= Problem to solve =
State the number of lines that include the string "России", and write nothing else.

= Record extracts =
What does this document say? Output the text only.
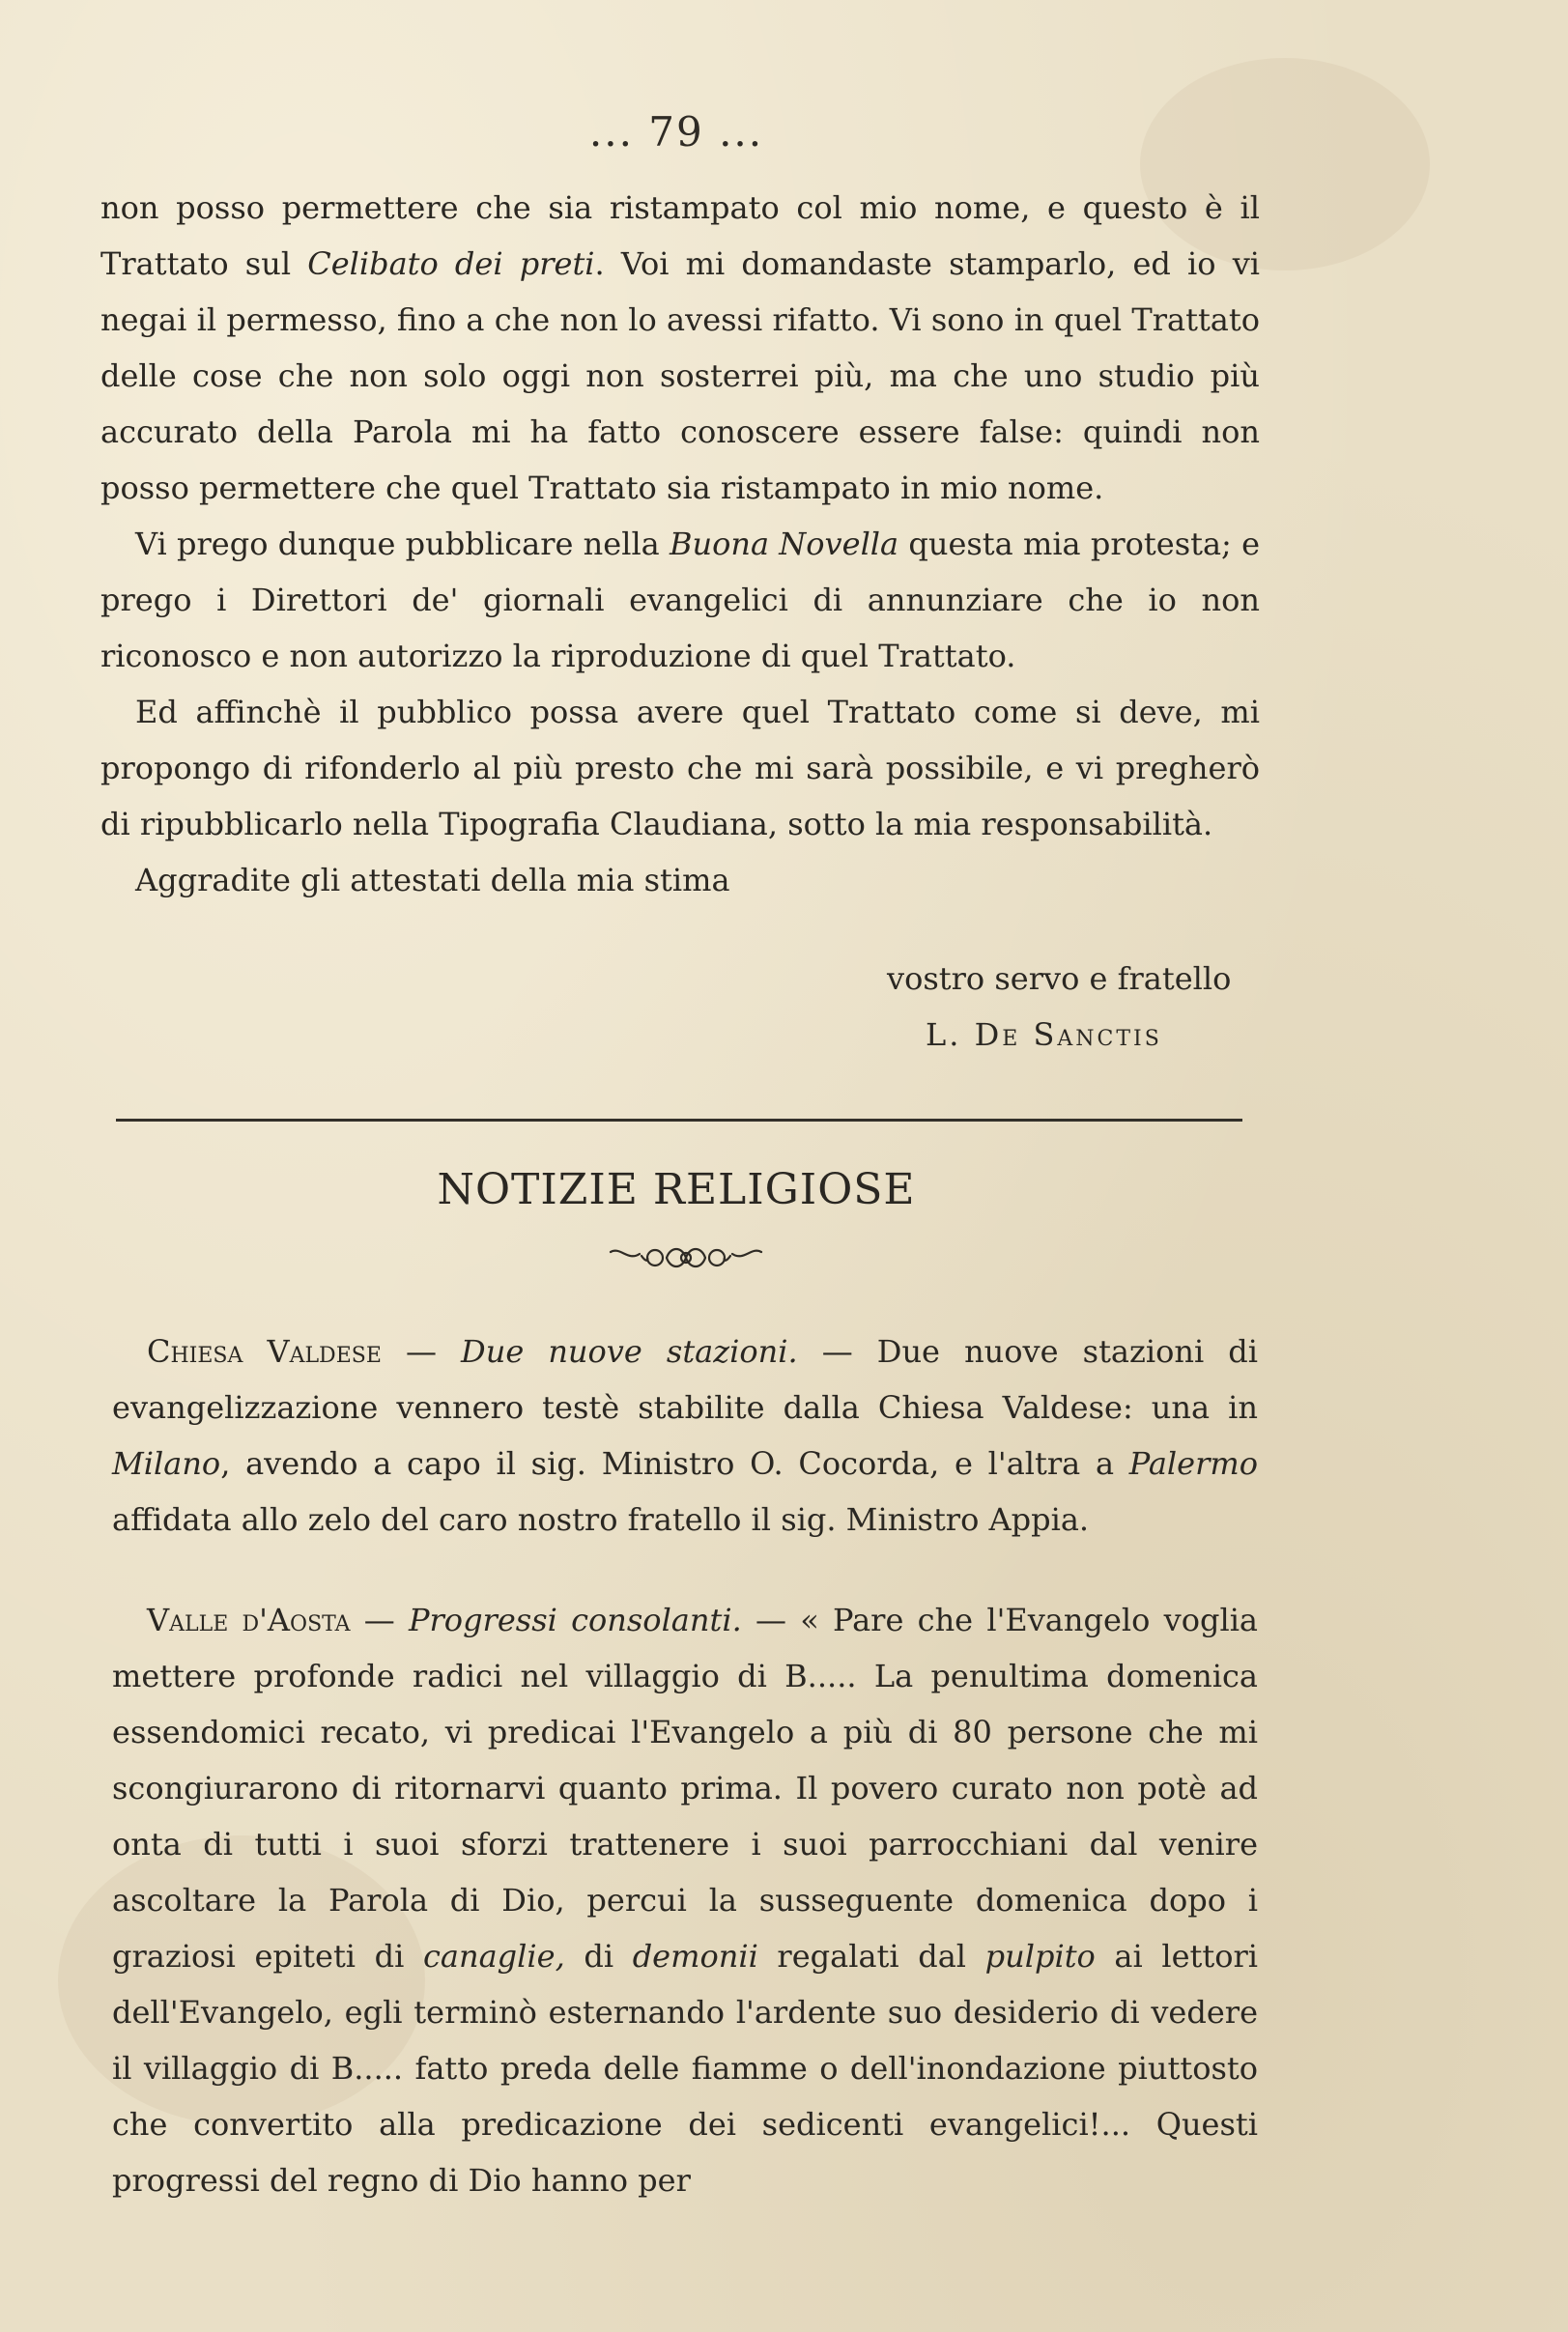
... 79 ...

non posso permettere che sia ristampato col mio nome, e questo è il Trattato sul Celibato dei preti. Voi mi domandaste stamparlo, ed io vi negai il permesso, fino a che non lo avessi rifatto. Vi sono in quel Trattato delle cose che non solo oggi non sosterrei più, ma che uno studio più accurato della Parola mi ha fatto conoscere essere false: quindi non posso permettere che quel Trattato sia ristampato in mio nome.

Vi prego dunque pubblicare nella Buona Novella questa mia protesta; e prego i Direttori de' giornali evangelici di annunziare che io non riconosco e non autorizzo la riproduzione di quel Trattato.

Ed affinchè il pubblico possa avere quel Trattato come si deve, mi propongo di rifonderlo al più presto che mi sarà possibile, e vi pregherò di ripubblicarlo nella Tipografia Claudiana, sotto la mia responsabilità.

Aggradite gli attestati della mia stima

vostro servo e fratello
L. De Sanctis
NOTIZIE RELIGIOSE

Chiesa Valdese — Due nuove stazioni. — Due nuove stazioni di evangelizzazione vennero testè stabilite dalla Chiesa Valdese: una in Milano, avendo a capo il sig. Ministro O. Cocorda, e l'altra a Palermo affidata allo zelo del caro nostro fratello il sig. Ministro Appia.

Valle d'Aosta — Progressi consolanti. — « Pare che l'Evangelo voglia mettere profonde radici nel villaggio di B..... La penultima domenica essendomici recato, vi predicai l'Evangelo a più di 80 persone che mi scongiurarono di ritornarvi quanto prima. Il povero curato non potè ad onta di tutti i suoi sforzi trattenere i suoi parrocchiani dal venire ascoltare la Parola di Dio, percui la susseguente domenica dopo i graziosi epiteti di canaglie, di demonii regalati dal pulpito ai lettori dell'Evangelo, egli terminò esternando l'ardente suo desiderio di vedere il villaggio di B..... fatto preda delle fiamme o dell'inondazione piuttosto che convertito alla predicazione dei sedicenti evangelici!... Questi progressi del regno di Dio hanno per
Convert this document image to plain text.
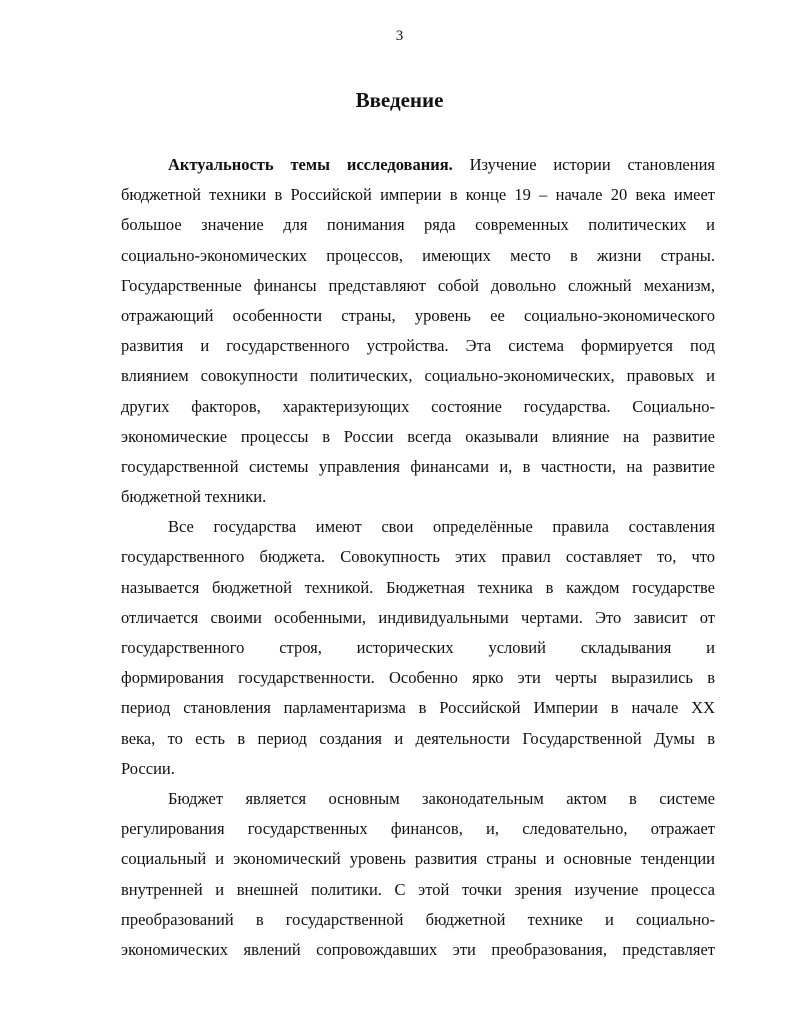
3
Введение
Актуальность темы исследования. Изучение истории становления
бюджетной техники в Российской империи в конце 19 – начале 20 века имеет
большое значение для понимания ряда современных политических и
социально-экономических процессов, имеющих место в жизни страны.
Государственные финансы представляют собой довольно сложный механизм,
отражающий особенности страны, уровень ее социально-экономического
развития и государственного устройства. Эта система формируется под
влиянием совокупности политических, социально-экономических, правовых и
других факторов, характеризующих состояние государства. Социально-
экономические процессы в России всегда оказывали влияние на развитие
государственной системы управления финансами и, в частности, на развитие
бюджетной техники.
Все государства имеют свои определённые правила составления
государственного бюджета. Совокупность этих правил составляет то, что
называется бюджетной техникой. Бюджетная техника в каждом государстве
отличается своими особенными, индивидуальными чертами. Это зависит от
государственного строя, исторических условий складывания и
формирования государственности. Особенно ярко эти черты выразились в
период становления парламентаризма в Российской Империи в начале XX
века, то есть в период создания и деятельности Государственной Думы в
России.
Бюджет является основным законодательным актом в системе
регулирования государственных финансов, и, следовательно, отражает
социальный и экономический уровень развития страны и основные тенденции
внутренней и внешней политики. С этой точки зрения изучение процесса
преобразований в государственной бюджетной технике и социально-
экономических явлений сопровождавших эти преобразования, представляет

= Solution for this exercise =
2